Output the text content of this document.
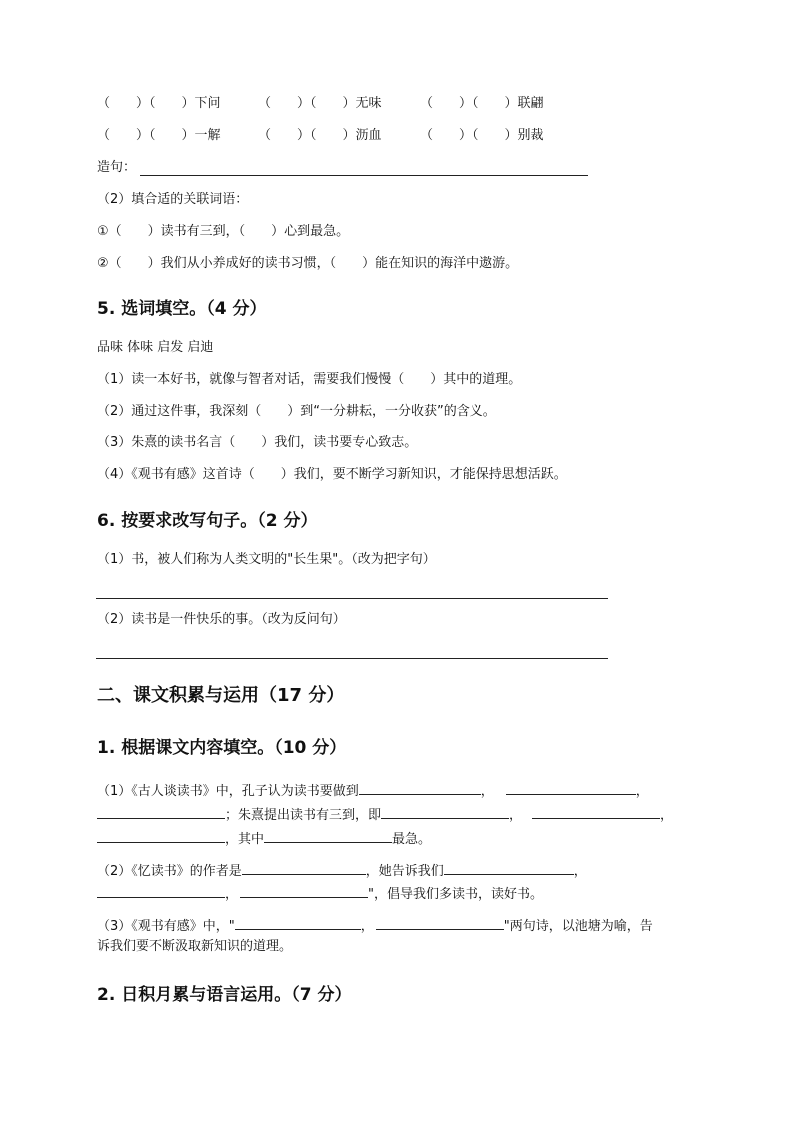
（　　）（　　）下问	（　　）（　　）无味	（　　）（　　）联翩
（　　）（　　）一解	（　　）（　　）沥血	（　　）（　　）别裁
造句：
（2）填合适的关联词语：
①（　　）读书有三到，（　　）心到最急。
②（　　）我们从小养成好的读书习惯，（　　）能在知识的海洋中遨游。
5. 选词填空。（4 分）
品味 体味 启发 启迪
（1）读一本好书，就像与智者对话，需要我们慢慢（　　）其中的道理。
（2）通过这件事，我深刻（　　）到“一分耕耘，一分收获”的含义。
（3）朱熹的读书名言（　　）我们，读书要专心致志。
（4）《观书有感》这首诗（　　）我们，要不断学习新知识，才能保持思想活跃。
6. 按要求改写句子。（2 分）
（1）书，被人们称为人类文明的"长生果"。（改为把字句）
（2）读书是一件快乐的事。（改为反问句）
二、课文积累与运用（17 分）
1. 根据课文内容填空。（10 分）
（1）《古人谈读书》中，孔子认为读书要做到	，	，
；朱熹提出读书有三到，即	，	，
，其中	最急。
（2）《忆读书》的作者是	，她告诉我们	，
，	"，倡导我们多读书，读好书。
（3）《观书有感》中，"	，	"两句诗，以池塘为喻，告
诉我们要不断汲取新知识的道理。
2. 日积月累与语言运用。（7 分）
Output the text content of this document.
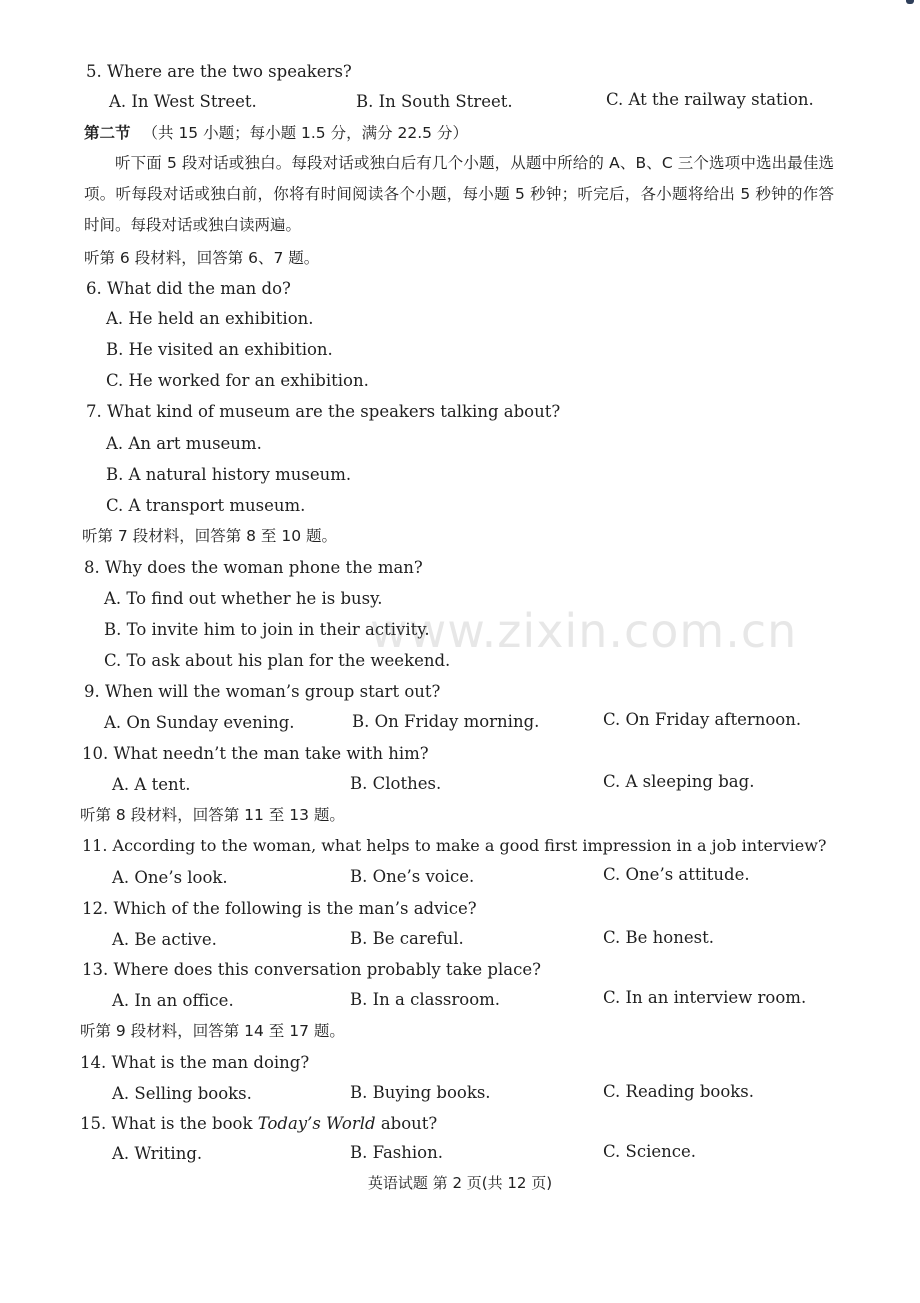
5. Where are the two speakers?
A. In West Street.	B. In South Street.	C. At the railway station.
第二节 （共 15 小题；每小题 1.5 分，满分 22.5 分）
听下面 5 段对话或独白。每段对话或独白后有几个小题，从题中所给的 A、B、C 三个选项中选出最佳选项。听每段对话或独白前，你将有时间阅读各个小题，每小题 5 秒钟；听完后，各小题将给出 5 秒钟的作答时间。每段对话或独白读两遍。
听第 6 段材料，回答第 6、7 题。
6. What did the man do?
A. He held an exhibition.
B. He visited an exhibition.
C. He worked for an exhibition.
7. What kind of museum are the speakers talking about?
A. An art museum.
B. A natural history museum.
C. A transport museum.
听第 7 段材料，回答第 8 至 10 题。
8. Why does the woman phone the man?
A. To find out whether he is busy.
B. To invite him to join in their activity.
C. To ask about his plan for the weekend.
www.zixin.com.cn
9. When will the woman’s group start out?
A. On Sunday evening.	B. On Friday morning.	C. On Friday afternoon.
10. What needn’t the man take with him?
A. A tent.	B. Clothes.	C. A sleeping bag.
听第 8 段材料，回答第 11 至 13 题。
11. According to the woman, what helps to make a good first impression in a job interview?
A. One’s look.	B. One’s voice.	C. One’s attitude.
12. Which of the following is the man’s advice?
A. Be active.	B. Be careful.	C. Be honest.
13. Where does this conversation probably take place?
A. In an office.	B. In a classroom.	C. In an interview room.
听第 9 段材料，回答第 14 至 17 题。
14. What is the man doing?
A. Selling books.	B. Buying books.	C. Reading books.
15. What is the book Today’s World about?
A. Writing.	B. Fashion.	C. Science.
英语试题 第 2 页(共 12 页)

- - -

Without the pictures, write out all of the material exactly.

Output the text content of this document.
（　　）（　　）下问	（　　）（　　）无味	（　　）（　　）联翩
（　　）（　　）一解	（　　）（　　）沥血	（　　）（　　）别裁
造句：
（2）填合适的关联词语：
①（　　）读书有三到，（　　）心到最急。
②（　　）我们从小养成好的读书习惯，（　　）能在知识的海洋中遨游。
5. 选词填空。（4 分）
品味 体味 启发 启迪
（1）读一本好书，就像与智者对话，需要我们慢慢（　　）其中的道理。
（2）通过这件事，我深刻（　　）到“一分耕耘，一分收获”的含义。
（3）朱熹的读书名言（　　）我们，读书要专心致志。
（4）《观书有感》这首诗（　　）我们，要不断学习新知识，才能保持思想活跃。
6. 按要求改写句子。（2 分）
（1）书，被人们称为人类文明的"长生果"。（改为把字句）
（2）读书是一件快乐的事。（改为反问句）
二、课文积累与运用（17 分）
1. 根据课文内容填空。（10 分）
（1）《古人谈读书》中，孔子认为读书要做到	，	，
；朱熹提出读书有三到，即	，	，
，其中	最急。
（2）《忆读书》的作者是	，她告诉我们	，
，	"，倡导我们多读书，读好书。
（3）《观书有感》中，"	，	"两句诗，以池塘为喻，告
诉我们要不断汲取新知识的道理。
2. 日积月累与语言运用。（7 分）
Output the text content of this document.
5. Where are the two speakers?
A. In West Street.	B. In South Street.	C. At the railway station.
第二节 （共 15 小题；每小题 1.5 分，满分 22.5 分）
听下面 5 段对话或独白。每段对话或独白后有几个小题，从题中所给的 A、B、C 三个选项中选出最佳选项。听每段对话或独白前，你将有时间阅读各个小题，每小题 5 秒钟；听完后，各小题将给出 5 秒钟的作答时间。每段对话或独白读两遍。
听第 6 段材料，回答第 6、7 题。
6. What did the man do?
A. He held an exhibition.
B. He visited an exhibition.
C. He worked for an exhibition.
7. What kind of museum are the speakers talking about?
A. An art museum.
B. A natural history museum.
C. A transport museum.
听第 7 段材料，回答第 8 至 10 题。
8. Why does the woman phone the man?
A. To find out whether he is busy.
B. To invite him to join in their activity.
C. To ask about his plan for the weekend.
www.zixin.com.cn
9. When will the woman’s group start out?
A. On Sunday evening.	B. On Friday morning.	C. On Friday afternoon.
10. What needn’t the man take with him?
A. A tent.	B. Clothes.	C. A sleeping bag.
听第 8 段材料，回答第 11 至 13 题。
11. According to the woman, what helps to make a good first impression in a job interview?
A. One’s look.	B. One’s voice.	C. One’s attitude.
12. Which of the following is the man’s advice?
A. Be active.	B. Be careful.	C. Be honest.
13. Where does this conversation probably take place?
A. In an office.	B. In a classroom.	C. In an interview room.
听第 9 段材料，回答第 14 至 17 题。
14. What is the man doing?
A. Selling books.	B. Buying books.	C. Reading books.
15. What is the book Today’s World about?
A. Writing.	B. Fashion.	C. Science.
英语试题 第 2 页(共 12 页)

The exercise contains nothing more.